* START *

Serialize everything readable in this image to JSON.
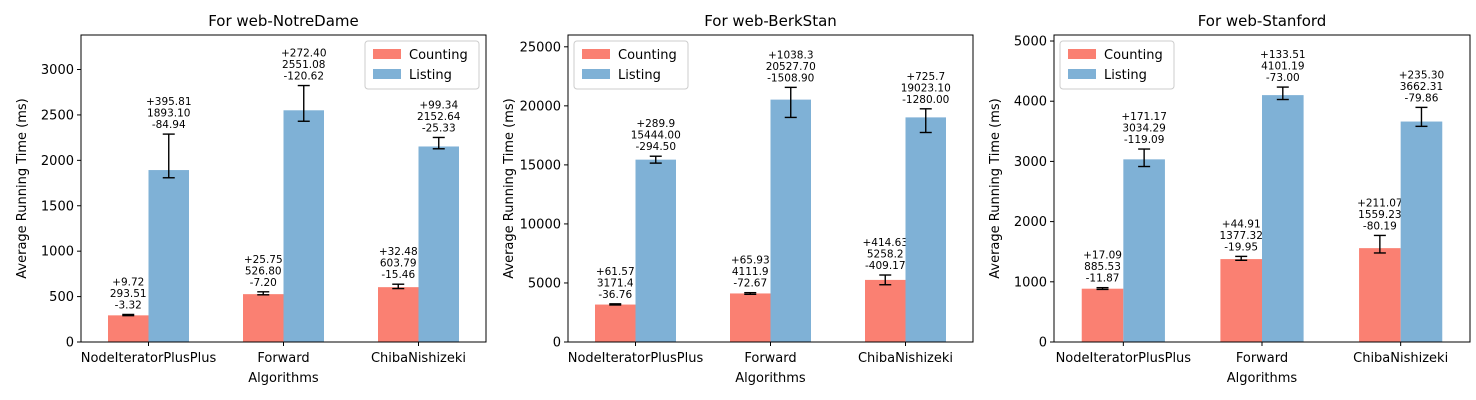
{
  "chart_data": [
    {
      "type": "bar",
      "title": "For web-NotreDame",
      "xlabel": "Algorithms",
      "ylabel": "Average Running Time (ms)",
      "ylim": [
        0,
        3380
      ],
      "yticks": [
        0,
        500,
        1000,
        1500,
        2000,
        2500,
        3000
      ],
      "legend": "top-right",
      "categories": [
        "NodeIteratorPlusPlus",
        "Forward",
        "ChibaNishizeki"
      ],
      "series": [
        {
          "name": "Counting",
          "color": "#fa8072",
          "values": [
            293.51,
            526.8,
            603.79
          ],
          "err_plus": [
            9.72,
            25.75,
            32.48
          ],
          "err_minus": [
            3.32,
            7.2,
            15.46
          ],
          "labels": [
            [
              "+9.72",
              "293.51",
              "-3.32"
            ],
            [
              "+25.75",
              "526.80",
              "-7.20"
            ],
            [
              "+32.48",
              "603.79",
              "-15.46"
            ]
          ]
        },
        {
          "name": "Listing",
          "color": "#7fb1d6",
          "values": [
            1893.1,
            2551.08,
            2152.64
          ],
          "err_plus": [
            395.81,
            272.4,
            99.34
          ],
          "err_minus": [
            84.94,
            120.62,
            25.33
          ],
          "labels": [
            [
              "+395.81",
              "1893.10",
              "-84.94"
            ],
            [
              "+272.40",
              "2551.08",
              "-120.62"
            ],
            [
              "+99.34",
              "2152.64",
              "-25.33"
            ]
          ]
        }
      ]
    },
    {
      "type": "bar",
      "title": "For web-BerkStan",
      "xlabel": "Algorithms",
      "ylabel": "Average Running Time (ms)",
      "ylim": [
        0,
        26000
      ],
      "yticks": [
        0,
        5000,
        10000,
        15000,
        20000,
        25000
      ],
      "legend": "top-left",
      "categories": [
        "NodeIteratorPlusPlus",
        "Forward",
        "ChibaNishizeki"
      ],
      "series": [
        {
          "name": "Counting",
          "color": "#fa8072",
          "values": [
            3171.4,
            4111.9,
            5258.2
          ],
          "err_plus": [
            61.57,
            65.93,
            414.63
          ],
          "err_minus": [
            36.76,
            72.67,
            409.17
          ],
          "labels": [
            [
              "+61.57",
              "3171.4",
              "-36.76"
            ],
            [
              "+65.93",
              "4111.9",
              "-72.67"
            ],
            [
              "+414.63",
              "5258.2",
              "-409.17"
            ]
          ]
        },
        {
          "name": "Listing",
          "color": "#7fb1d6",
          "values": [
            15444.0,
            20527.7,
            19023.1
          ],
          "err_plus": [
            289.9,
            1038.3,
            725.7
          ],
          "err_minus": [
            294.5,
            1508.9,
            1280.0
          ],
          "labels": [
            [
              "+289.9",
              "15444.00",
              "-294.50"
            ],
            [
              "+1038.3",
              "20527.70",
              "-1508.90"
            ],
            [
              "+725.7",
              "19023.10",
              "-1280.00"
            ]
          ]
        }
      ]
    },
    {
      "type": "bar",
      "title": "For web-Stanford",
      "xlabel": "Algorithms",
      "ylabel": "Average Running Time (ms)",
      "ylim": [
        0,
        5100
      ],
      "yticks": [
        0,
        1000,
        2000,
        3000,
        4000,
        5000
      ],
      "legend": "top-left",
      "categories": [
        "NodeIteratorPlusPlus",
        "Forward",
        "ChibaNishizeki"
      ],
      "series": [
        {
          "name": "Counting",
          "color": "#fa8072",
          "values": [
            885.53,
            1377.32,
            1559.23
          ],
          "err_plus": [
            17.09,
            44.91,
            211.07
          ],
          "err_minus": [
            11.87,
            19.95,
            80.19
          ],
          "labels": [
            [
              "+17.09",
              "885.53",
              "-11.87"
            ],
            [
              "+44.91",
              "1377.32",
              "-19.95"
            ],
            [
              "+211.07",
              "1559.23",
              "-80.19"
            ]
          ]
        },
        {
          "name": "Listing",
          "color": "#7fb1d6",
          "values": [
            3034.29,
            4101.19,
            3662.31
          ],
          "err_plus": [
            171.17,
            133.51,
            235.3
          ],
          "err_minus": [
            119.09,
            73.0,
            79.86
          ],
          "labels": [
            [
              "+171.17",
              "3034.29",
              "-119.09"
            ],
            [
              "+133.51",
              "4101.19",
              "-73.00"
            ],
            [
              "+235.30",
              "3662.31",
              "-79.86"
            ]
          ]
        }
      ]
    }
  ]
}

* END *

| Exercise directions |
The entries above are to be returned exactly, without their pictures.

| Answer for the task |
Serialize everything readable in this image to JSON.
{
  "chart_data": [
    {
      "type": "bar",
      "title": "For web-NotreDame",
      "xlabel": "Algorithms",
      "ylabel": "Average Running Time (ms)",
      "ylim": [
        0,
        3380
      ],
      "yticks": [
        0,
        500,
        1000,
        1500,
        2000,
        2500,
        3000
      ],
      "legend": "top-right",
      "categories": [
        "NodeIteratorPlusPlus",
        "Forward",
        "ChibaNishizeki"
      ],
      "series": [
        {
          "name": "Counting",
          "color": "#fa8072",
          "values": [
            293.51,
            526.8,
            603.79
          ],
          "err_plus": [
            9.72,
            25.75,
            32.48
          ],
          "err_minus": [
            3.32,
            7.2,
            15.46
          ],
          "labels": [
            [
              "+9.72",
              "293.51",
              "-3.32"
            ],
            [
              "+25.75",
              "526.80",
              "-7.20"
            ],
            [
              "+32.48",
              "603.79",
              "-15.46"
            ]
          ]
        },
        {
          "name": "Listing",
          "color": "#7fb1d6",
          "values": [
            1893.1,
            2551.08,
            2152.64
          ],
          "err_plus": [
            395.81,
            272.4,
            99.34
          ],
          "err_minus": [
            84.94,
            120.62,
            25.33
          ],
          "labels": [
            [
              "+395.81",
              "1893.10",
              "-84.94"
            ],
            [
              "+272.40",
              "2551.08",
              "-120.62"
            ],
            [
              "+99.34",
              "2152.64",
              "-25.33"
            ]
          ]
        }
      ]
    },
    {
      "type": "bar",
      "title": "For web-BerkStan",
      "xlabel": "Algorithms",
      "ylabel": "Average Running Time (ms)",
      "ylim": [
        0,
        26000
      ],
      "yticks": [
        0,
        5000,
        10000,
        15000,
        20000,
        25000
      ],
      "legend": "top-left",
      "categories": [
        "NodeIteratorPlusPlus",
        "Forward",
        "ChibaNishizeki"
      ],
      "series": [
        {
          "name": "Counting",
          "color": "#fa8072",
          "values": [
            3171.4,
            4111.9,
            5258.2
          ],
          "err_plus": [
            61.57,
            65.93,
            414.63
          ],
          "err_minus": [
            36.76,
            72.67,
            409.17
          ],
          "labels": [
            [
              "+61.57",
              "3171.4",
              "-36.76"
            ],
            [
              "+65.93",
              "4111.9",
              "-72.67"
            ],
            [
              "+414.63",
              "5258.2",
              "-409.17"
            ]
          ]
        },
        {
          "name": "Listing",
          "color": "#7fb1d6",
          "values": [
            15444.0,
            20527.7,
            19023.1
          ],
          "err_plus": [
            289.9,
            1038.3,
            725.7
          ],
          "err_minus": [
            294.5,
            1508.9,
            1280.0
          ],
          "labels": [
            [
              "+289.9",
              "15444.00",
              "-294.50"
            ],
            [
              "+1038.3",
              "20527.70",
              "-1508.90"
            ],
            [
              "+725.7",
              "19023.10",
              "-1280.00"
            ]
          ]
        }
      ]
    },
    {
      "type": "bar",
      "title": "For web-Stanford",
      "xlabel": "Algorithms",
      "ylabel": "Average Running Time (ms)",
      "ylim": [
        0,
        5100
      ],
      "yticks": [
        0,
        1000,
        2000,
        3000,
        4000,
        5000
      ],
      "legend": "top-left",
      "categories": [
        "NodeIteratorPlusPlus",
        "Forward",
        "ChibaNishizeki"
      ],
      "series": [
        {
          "name": "Counting",
          "color": "#fa8072",
          "values": [
            885.53,
            1377.32,
            1559.23
          ],
          "err_plus": [
            17.09,
            44.91,
            211.07
          ],
          "err_minus": [
            11.87,
            19.95,
            80.19
          ],
          "labels": [
            [
              "+17.09",
              "885.53",
              "-11.87"
            ],
            [
              "+44.91",
              "1377.32",
              "-19.95"
            ],
            [
              "+211.07",
              "1559.23",
              "-80.19"
            ]
          ]
        },
        {
          "name": "Listing",
          "color": "#7fb1d6",
          "values": [
            3034.29,
            4101.19,
            3662.31
          ],
          "err_plus": [
            171.17,
            133.51,
            235.3
          ],
          "err_minus": [
            119.09,
            73.0,
            79.86
          ],
          "labels": [
            [
              "+171.17",
              "3034.29",
              "-119.09"
            ],
            [
              "+133.51",
              "4101.19",
              "-73.00"
            ],
            [
              "+235.30",
              "3662.31",
              "-79.86"
            ]
          ]
        }
      ]
    }
  ]
}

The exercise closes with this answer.